**Objective:** Check each line of the records below for the word "послуги" and copy those where it appears.

**Stored records:**
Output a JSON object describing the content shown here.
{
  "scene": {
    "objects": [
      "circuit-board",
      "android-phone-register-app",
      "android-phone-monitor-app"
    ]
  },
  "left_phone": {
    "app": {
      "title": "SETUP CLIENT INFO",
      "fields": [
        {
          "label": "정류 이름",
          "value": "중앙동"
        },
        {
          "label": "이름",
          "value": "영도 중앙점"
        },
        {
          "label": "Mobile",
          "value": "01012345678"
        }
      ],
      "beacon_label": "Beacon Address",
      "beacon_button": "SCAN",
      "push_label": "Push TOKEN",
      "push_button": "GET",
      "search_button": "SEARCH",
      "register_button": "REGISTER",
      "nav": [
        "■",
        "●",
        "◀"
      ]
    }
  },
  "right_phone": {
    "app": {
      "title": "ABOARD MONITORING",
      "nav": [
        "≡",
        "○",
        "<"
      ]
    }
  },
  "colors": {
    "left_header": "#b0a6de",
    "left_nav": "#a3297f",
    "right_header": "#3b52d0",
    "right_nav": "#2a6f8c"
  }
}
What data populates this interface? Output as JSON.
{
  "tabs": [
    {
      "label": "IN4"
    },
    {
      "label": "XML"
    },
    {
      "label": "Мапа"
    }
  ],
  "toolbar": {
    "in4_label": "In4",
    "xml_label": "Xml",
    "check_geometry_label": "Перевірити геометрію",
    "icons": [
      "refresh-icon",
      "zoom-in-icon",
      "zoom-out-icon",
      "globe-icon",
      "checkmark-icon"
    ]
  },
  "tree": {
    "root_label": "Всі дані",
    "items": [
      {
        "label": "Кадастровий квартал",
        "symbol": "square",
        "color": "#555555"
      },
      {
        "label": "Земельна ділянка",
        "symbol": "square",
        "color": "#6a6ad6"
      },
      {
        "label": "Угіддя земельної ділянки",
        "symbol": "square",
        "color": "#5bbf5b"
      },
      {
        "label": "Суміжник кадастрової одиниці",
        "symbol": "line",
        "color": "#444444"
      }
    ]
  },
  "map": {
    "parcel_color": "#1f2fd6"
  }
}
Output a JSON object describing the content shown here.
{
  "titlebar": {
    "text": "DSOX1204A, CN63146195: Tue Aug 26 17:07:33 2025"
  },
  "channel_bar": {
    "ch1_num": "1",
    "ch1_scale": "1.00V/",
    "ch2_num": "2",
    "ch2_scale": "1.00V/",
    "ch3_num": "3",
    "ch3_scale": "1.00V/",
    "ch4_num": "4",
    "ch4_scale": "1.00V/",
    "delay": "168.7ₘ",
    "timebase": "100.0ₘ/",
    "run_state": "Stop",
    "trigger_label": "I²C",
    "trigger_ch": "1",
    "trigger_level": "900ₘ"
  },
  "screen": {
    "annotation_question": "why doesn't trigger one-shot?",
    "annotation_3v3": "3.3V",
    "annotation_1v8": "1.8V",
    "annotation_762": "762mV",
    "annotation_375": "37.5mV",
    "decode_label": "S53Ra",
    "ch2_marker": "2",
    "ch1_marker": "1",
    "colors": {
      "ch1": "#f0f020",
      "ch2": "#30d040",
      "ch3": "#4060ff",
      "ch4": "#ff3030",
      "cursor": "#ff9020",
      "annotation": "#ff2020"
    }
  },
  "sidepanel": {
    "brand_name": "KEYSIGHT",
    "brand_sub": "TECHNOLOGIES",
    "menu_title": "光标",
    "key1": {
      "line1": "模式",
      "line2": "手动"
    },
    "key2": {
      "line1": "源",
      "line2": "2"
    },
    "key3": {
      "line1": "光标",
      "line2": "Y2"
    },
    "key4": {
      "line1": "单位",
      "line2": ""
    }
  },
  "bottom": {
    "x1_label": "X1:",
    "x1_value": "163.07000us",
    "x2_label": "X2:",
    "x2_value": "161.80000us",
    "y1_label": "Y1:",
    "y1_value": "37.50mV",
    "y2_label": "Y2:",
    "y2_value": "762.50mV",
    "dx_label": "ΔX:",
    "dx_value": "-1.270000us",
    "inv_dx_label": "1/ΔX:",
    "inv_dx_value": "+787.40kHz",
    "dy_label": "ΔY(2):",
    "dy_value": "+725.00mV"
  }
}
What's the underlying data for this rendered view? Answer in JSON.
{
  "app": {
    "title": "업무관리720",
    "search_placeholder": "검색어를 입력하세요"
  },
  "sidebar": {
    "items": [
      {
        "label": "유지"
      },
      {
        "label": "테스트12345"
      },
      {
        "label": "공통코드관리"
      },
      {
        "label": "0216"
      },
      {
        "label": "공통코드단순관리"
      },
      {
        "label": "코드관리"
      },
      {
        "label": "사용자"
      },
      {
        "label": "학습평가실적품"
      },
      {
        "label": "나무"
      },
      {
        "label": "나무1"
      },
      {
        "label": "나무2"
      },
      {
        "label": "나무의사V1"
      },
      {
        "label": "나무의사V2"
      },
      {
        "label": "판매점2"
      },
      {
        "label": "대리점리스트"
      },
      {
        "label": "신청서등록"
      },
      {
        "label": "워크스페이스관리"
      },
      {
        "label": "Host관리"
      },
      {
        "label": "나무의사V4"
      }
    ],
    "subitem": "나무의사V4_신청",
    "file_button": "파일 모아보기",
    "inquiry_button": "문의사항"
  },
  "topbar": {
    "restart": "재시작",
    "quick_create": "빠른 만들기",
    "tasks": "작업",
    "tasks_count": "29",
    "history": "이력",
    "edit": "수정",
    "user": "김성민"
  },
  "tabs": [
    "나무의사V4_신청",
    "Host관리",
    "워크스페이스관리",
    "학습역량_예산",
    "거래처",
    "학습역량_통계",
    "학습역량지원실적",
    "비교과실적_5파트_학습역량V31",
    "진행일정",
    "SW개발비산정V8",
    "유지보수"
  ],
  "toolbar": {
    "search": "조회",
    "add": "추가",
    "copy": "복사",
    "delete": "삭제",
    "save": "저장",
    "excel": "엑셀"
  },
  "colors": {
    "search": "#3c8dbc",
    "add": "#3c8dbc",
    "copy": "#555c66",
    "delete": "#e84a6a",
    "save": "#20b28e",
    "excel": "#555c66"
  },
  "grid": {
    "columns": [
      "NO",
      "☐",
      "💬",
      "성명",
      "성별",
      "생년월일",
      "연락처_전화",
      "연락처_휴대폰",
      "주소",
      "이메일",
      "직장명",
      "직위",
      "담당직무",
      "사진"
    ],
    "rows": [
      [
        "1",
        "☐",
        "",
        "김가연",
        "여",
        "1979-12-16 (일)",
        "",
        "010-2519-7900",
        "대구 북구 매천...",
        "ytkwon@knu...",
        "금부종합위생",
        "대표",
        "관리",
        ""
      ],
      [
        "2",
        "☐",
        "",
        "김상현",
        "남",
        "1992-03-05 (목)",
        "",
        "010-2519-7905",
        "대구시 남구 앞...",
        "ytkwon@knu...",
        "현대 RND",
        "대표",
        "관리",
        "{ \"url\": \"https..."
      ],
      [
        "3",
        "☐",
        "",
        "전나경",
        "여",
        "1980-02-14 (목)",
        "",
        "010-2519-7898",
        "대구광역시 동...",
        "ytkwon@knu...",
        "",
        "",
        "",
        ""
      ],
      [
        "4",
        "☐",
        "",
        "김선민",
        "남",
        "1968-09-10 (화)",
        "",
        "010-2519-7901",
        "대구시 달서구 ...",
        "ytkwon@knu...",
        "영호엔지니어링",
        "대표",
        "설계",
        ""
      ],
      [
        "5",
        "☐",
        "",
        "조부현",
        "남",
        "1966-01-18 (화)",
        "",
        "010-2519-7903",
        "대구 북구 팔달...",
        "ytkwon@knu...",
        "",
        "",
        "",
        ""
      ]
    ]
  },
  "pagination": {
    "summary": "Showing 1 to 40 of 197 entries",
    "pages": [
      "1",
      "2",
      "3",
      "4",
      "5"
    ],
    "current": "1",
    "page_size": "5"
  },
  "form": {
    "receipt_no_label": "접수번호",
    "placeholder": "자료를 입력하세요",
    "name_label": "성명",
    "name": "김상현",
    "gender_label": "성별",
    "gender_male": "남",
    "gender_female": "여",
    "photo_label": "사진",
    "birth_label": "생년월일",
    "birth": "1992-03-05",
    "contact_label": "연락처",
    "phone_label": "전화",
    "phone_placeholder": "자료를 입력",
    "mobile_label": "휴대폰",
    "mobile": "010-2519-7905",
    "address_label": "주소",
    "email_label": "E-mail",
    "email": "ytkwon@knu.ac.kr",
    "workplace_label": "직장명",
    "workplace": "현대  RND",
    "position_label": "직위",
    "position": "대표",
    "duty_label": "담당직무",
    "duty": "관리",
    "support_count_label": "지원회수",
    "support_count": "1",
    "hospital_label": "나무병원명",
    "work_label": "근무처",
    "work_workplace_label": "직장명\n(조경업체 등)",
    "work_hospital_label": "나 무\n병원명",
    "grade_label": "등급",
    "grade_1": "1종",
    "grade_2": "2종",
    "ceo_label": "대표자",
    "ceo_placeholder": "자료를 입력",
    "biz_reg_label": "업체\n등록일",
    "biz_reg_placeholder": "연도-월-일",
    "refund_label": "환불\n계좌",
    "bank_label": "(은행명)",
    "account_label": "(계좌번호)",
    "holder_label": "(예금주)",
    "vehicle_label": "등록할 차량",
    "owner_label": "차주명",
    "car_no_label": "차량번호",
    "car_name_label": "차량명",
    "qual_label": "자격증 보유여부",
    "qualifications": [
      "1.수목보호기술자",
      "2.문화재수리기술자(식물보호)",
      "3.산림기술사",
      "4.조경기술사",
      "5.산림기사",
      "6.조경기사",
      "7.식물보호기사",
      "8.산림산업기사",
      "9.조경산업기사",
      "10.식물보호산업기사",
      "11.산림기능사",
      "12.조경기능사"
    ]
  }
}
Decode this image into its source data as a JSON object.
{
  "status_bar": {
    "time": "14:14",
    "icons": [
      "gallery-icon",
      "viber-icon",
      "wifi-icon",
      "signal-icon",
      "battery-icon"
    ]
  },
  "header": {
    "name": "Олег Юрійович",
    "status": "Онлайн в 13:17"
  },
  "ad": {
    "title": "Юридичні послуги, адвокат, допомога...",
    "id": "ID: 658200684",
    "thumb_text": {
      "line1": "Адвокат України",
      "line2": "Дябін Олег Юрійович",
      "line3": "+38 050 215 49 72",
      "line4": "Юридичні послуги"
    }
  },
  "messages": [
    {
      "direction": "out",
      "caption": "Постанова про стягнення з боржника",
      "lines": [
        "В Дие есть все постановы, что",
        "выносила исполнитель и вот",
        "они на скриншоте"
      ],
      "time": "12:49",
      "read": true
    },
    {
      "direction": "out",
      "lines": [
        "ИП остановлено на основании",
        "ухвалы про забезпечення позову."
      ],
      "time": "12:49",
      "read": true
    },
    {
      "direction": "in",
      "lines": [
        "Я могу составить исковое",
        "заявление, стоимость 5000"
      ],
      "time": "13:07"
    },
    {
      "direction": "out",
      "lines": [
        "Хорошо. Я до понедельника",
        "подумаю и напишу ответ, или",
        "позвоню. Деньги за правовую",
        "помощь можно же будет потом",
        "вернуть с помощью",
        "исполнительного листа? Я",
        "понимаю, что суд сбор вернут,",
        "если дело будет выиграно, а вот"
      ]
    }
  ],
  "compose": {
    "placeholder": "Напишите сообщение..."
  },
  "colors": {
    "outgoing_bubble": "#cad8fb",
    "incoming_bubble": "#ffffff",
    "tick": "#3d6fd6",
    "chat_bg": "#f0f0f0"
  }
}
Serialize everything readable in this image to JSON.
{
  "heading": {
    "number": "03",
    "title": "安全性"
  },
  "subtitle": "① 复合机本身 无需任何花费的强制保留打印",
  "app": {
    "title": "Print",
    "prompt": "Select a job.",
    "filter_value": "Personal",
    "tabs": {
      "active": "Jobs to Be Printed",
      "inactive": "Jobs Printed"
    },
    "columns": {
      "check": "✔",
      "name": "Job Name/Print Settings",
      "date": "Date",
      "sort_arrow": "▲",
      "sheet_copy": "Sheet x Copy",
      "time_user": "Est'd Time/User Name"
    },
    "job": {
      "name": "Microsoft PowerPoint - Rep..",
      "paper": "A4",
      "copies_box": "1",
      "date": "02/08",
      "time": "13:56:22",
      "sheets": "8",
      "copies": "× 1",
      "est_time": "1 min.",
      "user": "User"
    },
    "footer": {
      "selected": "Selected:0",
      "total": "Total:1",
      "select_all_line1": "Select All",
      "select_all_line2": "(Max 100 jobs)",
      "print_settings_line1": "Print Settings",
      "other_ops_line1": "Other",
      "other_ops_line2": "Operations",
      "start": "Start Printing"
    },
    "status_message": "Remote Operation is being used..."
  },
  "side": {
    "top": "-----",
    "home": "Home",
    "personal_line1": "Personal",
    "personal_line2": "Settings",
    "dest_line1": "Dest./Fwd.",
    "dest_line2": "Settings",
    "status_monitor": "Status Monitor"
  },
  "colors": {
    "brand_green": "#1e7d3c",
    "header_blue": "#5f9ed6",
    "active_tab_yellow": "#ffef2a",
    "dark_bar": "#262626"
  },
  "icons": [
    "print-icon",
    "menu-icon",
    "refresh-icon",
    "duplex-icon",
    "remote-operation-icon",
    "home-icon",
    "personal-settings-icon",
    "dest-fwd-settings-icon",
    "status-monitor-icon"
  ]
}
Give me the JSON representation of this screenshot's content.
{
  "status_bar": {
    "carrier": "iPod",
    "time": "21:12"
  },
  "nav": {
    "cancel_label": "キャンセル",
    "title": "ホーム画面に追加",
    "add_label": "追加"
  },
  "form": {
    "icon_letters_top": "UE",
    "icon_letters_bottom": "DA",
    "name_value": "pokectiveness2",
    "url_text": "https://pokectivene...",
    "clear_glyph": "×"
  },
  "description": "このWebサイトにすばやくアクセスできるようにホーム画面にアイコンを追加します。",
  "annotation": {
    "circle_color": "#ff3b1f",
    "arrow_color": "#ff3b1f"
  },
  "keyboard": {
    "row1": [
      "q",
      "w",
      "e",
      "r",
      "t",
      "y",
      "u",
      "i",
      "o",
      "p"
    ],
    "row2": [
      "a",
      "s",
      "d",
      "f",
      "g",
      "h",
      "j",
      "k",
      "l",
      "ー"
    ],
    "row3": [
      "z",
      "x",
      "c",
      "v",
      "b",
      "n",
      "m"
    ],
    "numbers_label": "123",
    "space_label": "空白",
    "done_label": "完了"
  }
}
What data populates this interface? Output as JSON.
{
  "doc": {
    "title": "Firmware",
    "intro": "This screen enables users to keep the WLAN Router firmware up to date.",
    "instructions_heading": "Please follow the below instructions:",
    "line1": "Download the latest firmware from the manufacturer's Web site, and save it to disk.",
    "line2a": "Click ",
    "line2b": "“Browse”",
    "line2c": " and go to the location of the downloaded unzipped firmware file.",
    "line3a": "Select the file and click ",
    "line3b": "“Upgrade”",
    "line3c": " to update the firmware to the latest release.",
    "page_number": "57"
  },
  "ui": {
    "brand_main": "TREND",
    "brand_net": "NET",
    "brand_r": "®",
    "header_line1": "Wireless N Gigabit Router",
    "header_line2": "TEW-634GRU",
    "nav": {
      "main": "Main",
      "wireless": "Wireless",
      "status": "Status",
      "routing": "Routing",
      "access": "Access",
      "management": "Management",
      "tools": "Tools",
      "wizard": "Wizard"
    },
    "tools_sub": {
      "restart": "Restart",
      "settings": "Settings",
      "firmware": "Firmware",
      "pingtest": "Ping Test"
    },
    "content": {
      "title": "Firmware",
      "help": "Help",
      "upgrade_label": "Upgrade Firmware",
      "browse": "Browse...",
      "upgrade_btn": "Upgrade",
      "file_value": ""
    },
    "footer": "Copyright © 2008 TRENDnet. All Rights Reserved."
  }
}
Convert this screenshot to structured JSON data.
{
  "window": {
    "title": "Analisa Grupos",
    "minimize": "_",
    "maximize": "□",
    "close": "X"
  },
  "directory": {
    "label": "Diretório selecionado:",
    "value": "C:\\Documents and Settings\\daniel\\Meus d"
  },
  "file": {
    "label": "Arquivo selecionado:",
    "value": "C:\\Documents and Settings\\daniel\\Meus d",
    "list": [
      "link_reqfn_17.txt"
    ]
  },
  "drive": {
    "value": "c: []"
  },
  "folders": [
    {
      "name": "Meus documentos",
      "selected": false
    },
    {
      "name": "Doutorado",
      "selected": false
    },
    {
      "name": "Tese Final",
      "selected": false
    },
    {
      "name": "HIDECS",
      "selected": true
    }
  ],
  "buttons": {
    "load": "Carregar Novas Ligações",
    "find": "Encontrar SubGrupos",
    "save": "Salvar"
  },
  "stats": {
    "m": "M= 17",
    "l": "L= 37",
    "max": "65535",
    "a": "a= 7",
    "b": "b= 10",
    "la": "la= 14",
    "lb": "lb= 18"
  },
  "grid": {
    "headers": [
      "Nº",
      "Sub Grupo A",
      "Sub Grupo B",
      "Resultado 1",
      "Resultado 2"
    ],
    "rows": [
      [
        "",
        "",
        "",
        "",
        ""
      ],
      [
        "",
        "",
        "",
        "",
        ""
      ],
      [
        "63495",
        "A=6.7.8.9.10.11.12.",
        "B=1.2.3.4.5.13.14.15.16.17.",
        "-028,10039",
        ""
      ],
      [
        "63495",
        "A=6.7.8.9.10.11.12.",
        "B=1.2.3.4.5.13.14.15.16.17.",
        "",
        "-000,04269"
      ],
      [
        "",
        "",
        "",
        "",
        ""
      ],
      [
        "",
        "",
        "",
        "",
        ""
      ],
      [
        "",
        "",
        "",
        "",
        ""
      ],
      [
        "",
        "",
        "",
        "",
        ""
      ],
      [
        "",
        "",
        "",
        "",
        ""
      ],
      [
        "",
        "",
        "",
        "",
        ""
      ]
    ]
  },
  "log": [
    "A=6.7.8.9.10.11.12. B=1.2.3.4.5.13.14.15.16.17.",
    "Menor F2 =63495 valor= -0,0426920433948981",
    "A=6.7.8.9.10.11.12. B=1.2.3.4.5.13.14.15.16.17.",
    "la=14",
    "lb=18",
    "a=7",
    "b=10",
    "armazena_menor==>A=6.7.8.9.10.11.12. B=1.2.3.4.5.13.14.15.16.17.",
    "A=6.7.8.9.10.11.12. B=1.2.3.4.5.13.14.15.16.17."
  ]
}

**Output for this task:**
    "title": "Юридичні послуги, адвокат, допомога...",
      "line4": "Юридичні послуги"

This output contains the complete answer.